> **Written task**
Only the number is wanted: how many lines in the data contain "kcal"?

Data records
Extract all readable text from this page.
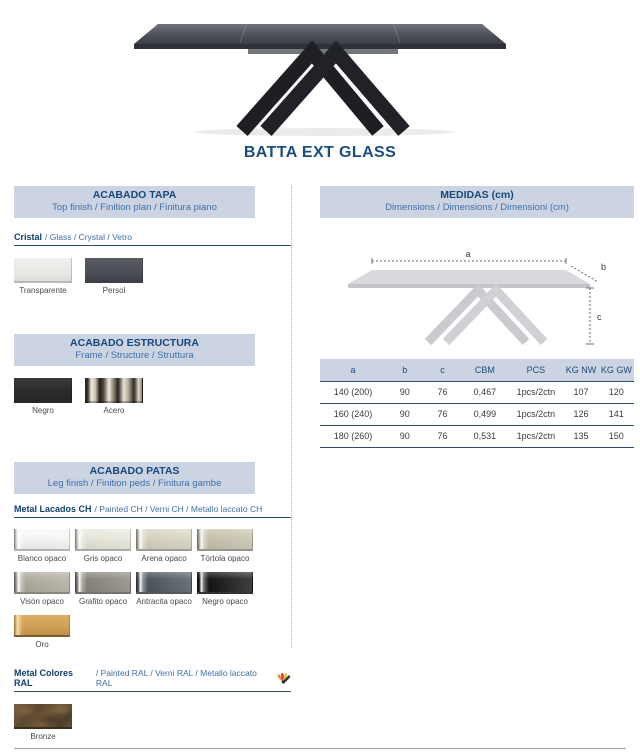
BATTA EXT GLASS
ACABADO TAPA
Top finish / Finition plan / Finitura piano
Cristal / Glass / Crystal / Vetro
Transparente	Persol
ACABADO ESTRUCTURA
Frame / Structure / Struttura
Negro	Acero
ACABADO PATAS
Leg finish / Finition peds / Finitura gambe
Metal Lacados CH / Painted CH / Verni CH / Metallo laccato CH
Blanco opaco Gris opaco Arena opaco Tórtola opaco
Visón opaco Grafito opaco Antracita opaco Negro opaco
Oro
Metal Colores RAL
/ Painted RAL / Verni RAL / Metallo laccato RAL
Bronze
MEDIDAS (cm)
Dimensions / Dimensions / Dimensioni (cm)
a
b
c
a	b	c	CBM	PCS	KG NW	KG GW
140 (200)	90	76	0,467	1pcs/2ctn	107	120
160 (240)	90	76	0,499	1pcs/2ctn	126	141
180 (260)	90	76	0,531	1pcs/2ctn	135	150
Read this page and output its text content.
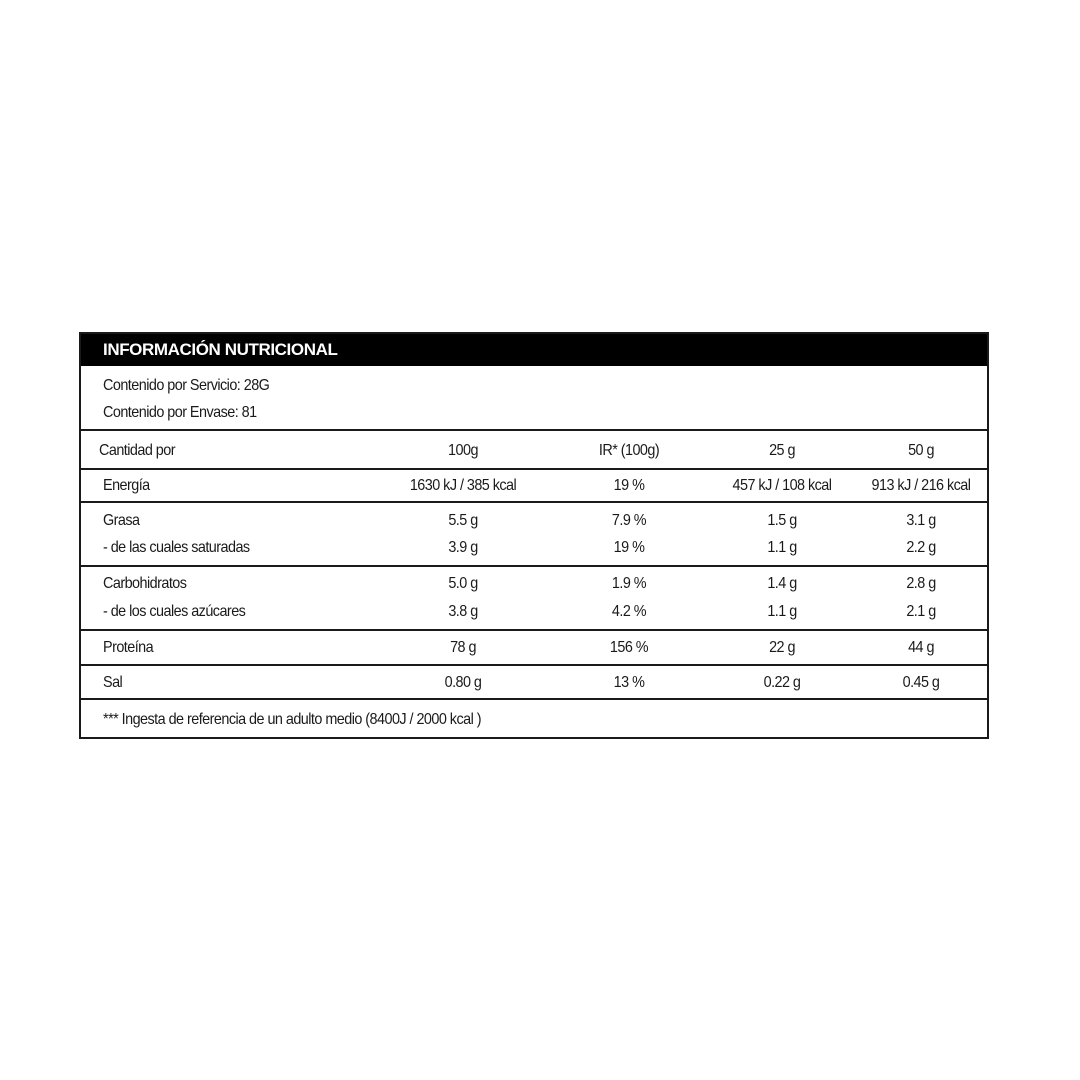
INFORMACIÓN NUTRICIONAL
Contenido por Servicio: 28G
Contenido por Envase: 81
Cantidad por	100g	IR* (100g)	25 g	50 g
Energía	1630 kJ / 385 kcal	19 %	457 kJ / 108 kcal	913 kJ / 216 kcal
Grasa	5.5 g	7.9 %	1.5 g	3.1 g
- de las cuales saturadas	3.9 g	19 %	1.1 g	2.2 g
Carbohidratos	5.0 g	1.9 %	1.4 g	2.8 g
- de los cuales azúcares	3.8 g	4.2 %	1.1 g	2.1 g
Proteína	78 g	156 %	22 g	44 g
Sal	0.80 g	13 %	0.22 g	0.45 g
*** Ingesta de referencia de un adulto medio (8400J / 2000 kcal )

---

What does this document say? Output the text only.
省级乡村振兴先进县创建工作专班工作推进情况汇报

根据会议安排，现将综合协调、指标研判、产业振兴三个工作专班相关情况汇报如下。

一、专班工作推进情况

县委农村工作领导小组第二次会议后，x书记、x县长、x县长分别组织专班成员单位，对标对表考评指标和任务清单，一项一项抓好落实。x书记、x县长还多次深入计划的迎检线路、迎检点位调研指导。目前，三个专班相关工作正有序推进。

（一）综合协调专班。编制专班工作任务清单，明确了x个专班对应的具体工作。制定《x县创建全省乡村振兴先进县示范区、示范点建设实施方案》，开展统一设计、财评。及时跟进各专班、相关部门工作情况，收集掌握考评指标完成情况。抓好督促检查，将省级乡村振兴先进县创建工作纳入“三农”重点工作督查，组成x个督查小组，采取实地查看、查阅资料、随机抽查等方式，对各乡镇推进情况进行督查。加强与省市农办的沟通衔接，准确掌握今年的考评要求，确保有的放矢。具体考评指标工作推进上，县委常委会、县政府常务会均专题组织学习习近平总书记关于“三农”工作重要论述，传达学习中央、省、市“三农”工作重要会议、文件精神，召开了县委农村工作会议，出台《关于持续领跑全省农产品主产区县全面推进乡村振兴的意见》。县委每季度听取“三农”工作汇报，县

> **Task answer**
2